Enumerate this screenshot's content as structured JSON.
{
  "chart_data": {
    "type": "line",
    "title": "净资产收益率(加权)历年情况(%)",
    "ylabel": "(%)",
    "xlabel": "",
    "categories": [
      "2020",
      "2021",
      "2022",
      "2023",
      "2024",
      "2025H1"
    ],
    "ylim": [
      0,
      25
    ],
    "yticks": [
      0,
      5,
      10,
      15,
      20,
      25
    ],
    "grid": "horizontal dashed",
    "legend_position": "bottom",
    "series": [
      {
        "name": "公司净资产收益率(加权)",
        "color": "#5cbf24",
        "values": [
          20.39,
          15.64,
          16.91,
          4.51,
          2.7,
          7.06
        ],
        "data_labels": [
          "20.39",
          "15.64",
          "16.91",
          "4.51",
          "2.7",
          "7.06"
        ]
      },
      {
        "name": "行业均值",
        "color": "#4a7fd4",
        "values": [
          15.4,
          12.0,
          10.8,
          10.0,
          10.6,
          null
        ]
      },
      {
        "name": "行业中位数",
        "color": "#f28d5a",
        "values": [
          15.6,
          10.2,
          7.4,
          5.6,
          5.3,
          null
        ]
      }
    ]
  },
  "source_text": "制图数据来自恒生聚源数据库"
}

════════════════

» **Direction**: From the entries above, extract every line where the word "color" appears.

» **Result for this exercise**:
        "color": "#5cbf24",
        "color": "#4a7fd4",
        "color": "#f28d5a",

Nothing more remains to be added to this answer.